**Set task**
Determine the number of lines in the data that include the word "angle", and write only that number.

(Entries from a dataset)

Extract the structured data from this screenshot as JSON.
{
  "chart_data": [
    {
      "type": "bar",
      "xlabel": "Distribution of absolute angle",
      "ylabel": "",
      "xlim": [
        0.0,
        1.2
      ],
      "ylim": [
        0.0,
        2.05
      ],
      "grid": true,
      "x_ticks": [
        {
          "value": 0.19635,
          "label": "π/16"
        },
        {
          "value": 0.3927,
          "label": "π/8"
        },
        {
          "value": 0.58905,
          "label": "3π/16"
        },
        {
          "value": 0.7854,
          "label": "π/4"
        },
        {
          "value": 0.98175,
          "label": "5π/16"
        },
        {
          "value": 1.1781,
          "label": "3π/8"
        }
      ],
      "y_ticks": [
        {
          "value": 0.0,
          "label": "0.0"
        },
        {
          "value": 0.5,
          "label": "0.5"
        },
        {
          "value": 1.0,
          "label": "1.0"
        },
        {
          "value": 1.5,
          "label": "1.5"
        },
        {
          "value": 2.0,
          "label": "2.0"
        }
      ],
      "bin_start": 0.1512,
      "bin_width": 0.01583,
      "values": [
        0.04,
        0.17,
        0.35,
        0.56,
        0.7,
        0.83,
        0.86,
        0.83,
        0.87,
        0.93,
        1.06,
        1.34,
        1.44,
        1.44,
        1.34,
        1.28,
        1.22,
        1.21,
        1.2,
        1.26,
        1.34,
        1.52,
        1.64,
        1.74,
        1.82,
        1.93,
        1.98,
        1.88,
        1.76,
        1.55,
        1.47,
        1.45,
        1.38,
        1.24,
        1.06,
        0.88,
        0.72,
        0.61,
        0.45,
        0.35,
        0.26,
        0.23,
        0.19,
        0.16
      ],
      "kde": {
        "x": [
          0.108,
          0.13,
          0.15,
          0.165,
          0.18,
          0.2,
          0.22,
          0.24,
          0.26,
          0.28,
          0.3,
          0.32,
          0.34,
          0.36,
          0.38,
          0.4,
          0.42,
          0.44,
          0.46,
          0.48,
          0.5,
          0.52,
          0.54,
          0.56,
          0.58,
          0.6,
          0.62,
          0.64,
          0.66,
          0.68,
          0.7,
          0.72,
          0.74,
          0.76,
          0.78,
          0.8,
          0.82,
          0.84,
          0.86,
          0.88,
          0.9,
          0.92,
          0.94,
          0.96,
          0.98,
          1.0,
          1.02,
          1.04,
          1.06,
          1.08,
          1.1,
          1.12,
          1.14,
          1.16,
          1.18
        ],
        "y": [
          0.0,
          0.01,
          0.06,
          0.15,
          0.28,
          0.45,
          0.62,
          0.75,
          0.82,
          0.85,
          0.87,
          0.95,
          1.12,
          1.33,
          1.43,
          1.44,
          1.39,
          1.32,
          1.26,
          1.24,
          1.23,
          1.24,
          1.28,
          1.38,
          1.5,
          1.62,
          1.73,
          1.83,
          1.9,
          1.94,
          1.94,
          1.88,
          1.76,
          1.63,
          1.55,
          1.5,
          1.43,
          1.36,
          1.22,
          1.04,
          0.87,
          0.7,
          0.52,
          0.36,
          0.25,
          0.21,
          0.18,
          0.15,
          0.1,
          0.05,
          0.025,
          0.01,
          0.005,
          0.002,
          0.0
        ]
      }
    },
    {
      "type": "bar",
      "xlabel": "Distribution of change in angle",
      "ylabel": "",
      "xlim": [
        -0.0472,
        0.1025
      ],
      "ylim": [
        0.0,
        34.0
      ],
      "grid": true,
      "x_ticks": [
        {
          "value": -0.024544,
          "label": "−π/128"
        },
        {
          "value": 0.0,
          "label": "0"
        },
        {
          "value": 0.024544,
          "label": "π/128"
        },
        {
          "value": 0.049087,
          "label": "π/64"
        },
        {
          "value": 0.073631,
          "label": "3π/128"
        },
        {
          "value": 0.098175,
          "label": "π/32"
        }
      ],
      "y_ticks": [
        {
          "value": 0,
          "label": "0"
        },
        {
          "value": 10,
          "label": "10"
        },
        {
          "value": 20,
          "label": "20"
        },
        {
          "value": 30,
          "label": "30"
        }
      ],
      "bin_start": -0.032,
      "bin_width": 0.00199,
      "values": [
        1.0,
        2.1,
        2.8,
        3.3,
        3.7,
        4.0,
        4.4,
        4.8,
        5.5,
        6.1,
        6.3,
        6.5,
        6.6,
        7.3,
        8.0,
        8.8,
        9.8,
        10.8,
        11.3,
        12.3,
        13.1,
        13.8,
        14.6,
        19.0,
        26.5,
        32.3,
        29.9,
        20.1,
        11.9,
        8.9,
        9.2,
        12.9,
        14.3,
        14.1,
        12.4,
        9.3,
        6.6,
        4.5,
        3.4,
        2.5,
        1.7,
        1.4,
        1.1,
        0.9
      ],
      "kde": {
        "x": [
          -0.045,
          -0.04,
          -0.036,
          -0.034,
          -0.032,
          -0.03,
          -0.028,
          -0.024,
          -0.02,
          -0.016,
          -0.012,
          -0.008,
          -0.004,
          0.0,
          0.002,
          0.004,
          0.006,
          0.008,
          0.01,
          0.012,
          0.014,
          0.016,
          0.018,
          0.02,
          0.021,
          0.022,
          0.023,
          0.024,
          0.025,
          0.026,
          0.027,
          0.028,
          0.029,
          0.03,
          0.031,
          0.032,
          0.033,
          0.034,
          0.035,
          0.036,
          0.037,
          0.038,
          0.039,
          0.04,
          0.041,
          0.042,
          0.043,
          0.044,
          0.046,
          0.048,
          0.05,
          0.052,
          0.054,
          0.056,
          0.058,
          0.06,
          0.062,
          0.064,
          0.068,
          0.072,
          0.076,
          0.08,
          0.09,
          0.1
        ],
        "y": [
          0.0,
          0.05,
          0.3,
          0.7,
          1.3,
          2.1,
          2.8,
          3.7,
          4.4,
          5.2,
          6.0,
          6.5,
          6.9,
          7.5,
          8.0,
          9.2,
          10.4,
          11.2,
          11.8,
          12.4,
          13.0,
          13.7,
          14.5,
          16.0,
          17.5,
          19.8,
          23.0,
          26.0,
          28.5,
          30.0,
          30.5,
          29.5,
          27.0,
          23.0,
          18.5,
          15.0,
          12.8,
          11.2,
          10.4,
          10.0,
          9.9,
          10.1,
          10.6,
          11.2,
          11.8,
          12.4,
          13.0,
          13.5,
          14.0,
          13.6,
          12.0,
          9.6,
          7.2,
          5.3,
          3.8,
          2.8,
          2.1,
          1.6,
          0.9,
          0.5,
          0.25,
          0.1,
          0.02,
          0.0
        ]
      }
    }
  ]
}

**Result of the task**
2